Take every line from the material that has the word "nennt" in it.

=== GIVEN DATA ===

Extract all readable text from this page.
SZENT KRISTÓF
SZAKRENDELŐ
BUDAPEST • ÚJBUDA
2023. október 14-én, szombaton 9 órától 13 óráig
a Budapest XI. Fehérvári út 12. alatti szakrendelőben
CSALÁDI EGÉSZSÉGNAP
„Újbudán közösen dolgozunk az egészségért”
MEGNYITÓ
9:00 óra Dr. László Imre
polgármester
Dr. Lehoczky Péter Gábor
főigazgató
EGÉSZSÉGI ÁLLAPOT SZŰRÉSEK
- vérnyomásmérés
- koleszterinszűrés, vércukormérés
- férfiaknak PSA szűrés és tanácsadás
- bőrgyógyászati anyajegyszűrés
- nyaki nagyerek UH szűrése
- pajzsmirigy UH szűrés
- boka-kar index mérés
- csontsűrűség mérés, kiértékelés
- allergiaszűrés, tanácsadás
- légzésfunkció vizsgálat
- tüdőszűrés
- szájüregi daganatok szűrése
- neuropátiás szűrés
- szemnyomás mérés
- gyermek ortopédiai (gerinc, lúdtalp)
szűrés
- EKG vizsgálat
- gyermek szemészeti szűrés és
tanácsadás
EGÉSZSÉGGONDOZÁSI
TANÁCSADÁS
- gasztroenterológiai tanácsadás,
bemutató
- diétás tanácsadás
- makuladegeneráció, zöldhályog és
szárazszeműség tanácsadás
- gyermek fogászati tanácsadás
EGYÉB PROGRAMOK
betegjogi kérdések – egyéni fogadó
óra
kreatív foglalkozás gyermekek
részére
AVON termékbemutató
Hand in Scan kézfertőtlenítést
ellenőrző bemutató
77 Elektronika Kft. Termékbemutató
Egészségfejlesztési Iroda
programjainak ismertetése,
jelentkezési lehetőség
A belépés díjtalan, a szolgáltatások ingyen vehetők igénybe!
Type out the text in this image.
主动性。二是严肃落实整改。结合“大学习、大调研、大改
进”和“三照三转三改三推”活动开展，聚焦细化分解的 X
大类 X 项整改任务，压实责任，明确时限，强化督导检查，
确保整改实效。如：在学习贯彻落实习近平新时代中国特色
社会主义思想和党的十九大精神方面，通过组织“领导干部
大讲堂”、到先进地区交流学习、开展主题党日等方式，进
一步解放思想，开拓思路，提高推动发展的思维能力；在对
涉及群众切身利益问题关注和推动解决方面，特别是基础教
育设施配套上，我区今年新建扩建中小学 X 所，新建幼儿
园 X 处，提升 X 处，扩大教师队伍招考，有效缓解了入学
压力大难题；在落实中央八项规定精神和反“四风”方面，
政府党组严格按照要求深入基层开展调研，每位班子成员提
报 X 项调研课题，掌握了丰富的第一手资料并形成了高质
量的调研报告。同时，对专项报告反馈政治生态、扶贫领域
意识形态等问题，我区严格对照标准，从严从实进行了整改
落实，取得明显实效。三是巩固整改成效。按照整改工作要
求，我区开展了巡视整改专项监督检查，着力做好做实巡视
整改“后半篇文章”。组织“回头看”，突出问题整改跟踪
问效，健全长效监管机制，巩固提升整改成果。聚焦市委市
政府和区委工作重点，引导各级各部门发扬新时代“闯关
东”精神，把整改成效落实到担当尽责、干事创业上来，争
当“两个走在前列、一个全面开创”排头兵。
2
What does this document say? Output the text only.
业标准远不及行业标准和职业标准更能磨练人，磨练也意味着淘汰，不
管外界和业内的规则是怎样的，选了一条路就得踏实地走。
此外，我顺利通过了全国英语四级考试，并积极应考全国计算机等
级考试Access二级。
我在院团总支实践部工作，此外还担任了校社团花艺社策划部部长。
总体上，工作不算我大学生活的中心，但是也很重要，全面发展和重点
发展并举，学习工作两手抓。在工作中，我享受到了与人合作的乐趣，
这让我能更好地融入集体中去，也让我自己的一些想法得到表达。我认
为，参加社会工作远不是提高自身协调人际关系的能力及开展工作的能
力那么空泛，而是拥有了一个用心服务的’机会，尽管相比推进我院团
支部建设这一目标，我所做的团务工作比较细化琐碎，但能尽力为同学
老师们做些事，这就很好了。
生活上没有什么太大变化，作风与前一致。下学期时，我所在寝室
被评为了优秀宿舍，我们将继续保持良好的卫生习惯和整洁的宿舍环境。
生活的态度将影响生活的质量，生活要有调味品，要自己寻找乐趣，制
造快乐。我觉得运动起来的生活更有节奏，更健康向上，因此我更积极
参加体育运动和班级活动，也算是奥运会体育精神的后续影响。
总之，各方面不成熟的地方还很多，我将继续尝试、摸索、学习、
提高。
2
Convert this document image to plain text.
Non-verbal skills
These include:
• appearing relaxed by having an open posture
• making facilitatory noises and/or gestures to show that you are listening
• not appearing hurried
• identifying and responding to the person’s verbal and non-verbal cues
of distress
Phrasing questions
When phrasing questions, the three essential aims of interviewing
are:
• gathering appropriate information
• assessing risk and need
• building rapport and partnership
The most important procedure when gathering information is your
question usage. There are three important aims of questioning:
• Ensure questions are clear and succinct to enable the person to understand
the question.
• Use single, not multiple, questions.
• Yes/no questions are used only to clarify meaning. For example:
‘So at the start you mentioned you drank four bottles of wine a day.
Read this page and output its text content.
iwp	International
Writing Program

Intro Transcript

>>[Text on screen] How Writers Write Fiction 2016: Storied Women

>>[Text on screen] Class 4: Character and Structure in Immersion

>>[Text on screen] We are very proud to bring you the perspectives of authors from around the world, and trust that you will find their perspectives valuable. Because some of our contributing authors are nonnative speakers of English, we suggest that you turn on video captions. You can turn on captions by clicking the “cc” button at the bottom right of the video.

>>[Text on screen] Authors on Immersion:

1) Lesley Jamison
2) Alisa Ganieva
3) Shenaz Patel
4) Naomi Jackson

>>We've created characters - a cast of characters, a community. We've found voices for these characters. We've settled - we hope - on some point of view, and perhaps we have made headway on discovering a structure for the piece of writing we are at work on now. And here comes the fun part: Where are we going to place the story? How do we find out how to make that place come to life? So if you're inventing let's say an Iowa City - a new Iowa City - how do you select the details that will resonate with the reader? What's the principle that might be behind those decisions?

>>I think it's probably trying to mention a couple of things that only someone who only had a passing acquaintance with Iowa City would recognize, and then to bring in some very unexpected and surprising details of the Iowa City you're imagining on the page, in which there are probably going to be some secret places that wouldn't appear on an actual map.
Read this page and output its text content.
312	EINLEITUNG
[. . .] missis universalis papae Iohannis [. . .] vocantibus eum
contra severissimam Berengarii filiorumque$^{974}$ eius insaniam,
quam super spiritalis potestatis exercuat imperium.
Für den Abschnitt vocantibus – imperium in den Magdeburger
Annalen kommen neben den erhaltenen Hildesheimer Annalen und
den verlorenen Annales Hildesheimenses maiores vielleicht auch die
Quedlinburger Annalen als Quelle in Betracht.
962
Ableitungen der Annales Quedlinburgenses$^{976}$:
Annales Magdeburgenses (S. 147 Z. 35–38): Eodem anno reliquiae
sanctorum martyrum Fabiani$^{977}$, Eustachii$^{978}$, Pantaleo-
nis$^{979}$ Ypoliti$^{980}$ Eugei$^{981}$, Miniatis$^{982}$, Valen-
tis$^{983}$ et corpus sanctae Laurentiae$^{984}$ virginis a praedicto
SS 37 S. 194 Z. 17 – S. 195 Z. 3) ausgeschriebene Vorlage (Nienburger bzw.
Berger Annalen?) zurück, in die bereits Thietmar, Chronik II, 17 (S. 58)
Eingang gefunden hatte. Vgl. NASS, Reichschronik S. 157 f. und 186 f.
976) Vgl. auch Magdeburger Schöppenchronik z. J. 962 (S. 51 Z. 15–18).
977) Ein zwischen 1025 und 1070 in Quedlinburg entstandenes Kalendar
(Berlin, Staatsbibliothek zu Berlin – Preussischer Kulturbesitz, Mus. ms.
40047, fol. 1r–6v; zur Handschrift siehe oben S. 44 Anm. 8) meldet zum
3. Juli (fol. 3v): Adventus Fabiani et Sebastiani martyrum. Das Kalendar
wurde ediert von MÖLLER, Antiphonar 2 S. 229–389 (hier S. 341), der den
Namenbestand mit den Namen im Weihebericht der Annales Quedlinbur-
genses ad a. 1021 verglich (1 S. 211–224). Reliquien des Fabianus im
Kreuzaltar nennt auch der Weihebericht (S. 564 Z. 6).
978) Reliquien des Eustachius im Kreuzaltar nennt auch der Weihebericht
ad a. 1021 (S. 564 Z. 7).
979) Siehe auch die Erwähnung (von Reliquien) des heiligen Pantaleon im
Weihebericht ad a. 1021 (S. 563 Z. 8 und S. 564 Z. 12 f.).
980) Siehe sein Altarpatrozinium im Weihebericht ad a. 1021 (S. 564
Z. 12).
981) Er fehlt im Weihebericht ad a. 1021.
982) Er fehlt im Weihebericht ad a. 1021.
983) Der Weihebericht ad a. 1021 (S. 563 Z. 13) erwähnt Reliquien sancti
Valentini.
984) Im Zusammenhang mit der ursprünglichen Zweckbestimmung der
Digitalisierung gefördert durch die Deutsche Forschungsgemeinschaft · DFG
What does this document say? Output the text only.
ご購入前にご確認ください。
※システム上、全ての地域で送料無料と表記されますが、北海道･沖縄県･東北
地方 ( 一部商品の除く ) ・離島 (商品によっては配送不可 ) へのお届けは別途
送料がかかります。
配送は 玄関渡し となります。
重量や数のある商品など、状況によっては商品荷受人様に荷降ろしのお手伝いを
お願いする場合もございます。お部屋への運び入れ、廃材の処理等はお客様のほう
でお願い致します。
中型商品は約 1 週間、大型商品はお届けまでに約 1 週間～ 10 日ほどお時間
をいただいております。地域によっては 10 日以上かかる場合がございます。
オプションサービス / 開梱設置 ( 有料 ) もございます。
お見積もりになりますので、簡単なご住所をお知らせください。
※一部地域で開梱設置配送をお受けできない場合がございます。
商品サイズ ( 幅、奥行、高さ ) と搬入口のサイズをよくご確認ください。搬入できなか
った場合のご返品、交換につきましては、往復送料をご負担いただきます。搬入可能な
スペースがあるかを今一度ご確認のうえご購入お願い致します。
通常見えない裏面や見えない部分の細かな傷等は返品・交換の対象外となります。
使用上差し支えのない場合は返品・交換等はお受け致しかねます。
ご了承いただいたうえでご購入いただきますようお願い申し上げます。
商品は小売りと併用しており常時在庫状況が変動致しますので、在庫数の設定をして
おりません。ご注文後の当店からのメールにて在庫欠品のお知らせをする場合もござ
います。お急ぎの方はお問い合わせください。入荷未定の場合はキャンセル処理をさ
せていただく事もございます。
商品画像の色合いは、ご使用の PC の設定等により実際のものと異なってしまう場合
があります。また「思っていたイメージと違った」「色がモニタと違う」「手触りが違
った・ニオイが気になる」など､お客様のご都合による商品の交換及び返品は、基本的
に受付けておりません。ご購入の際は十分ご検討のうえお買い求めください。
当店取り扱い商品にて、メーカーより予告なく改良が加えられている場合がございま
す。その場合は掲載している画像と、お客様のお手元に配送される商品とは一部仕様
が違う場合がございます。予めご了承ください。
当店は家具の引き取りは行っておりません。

===

(EXPECTED ANSWER)
Kreuzaltar nennt auch der Weihebericht (S. 564 Z. 6).
978) Reliquien des Eustachius im Kreuzaltar nennt auch der Weihebericht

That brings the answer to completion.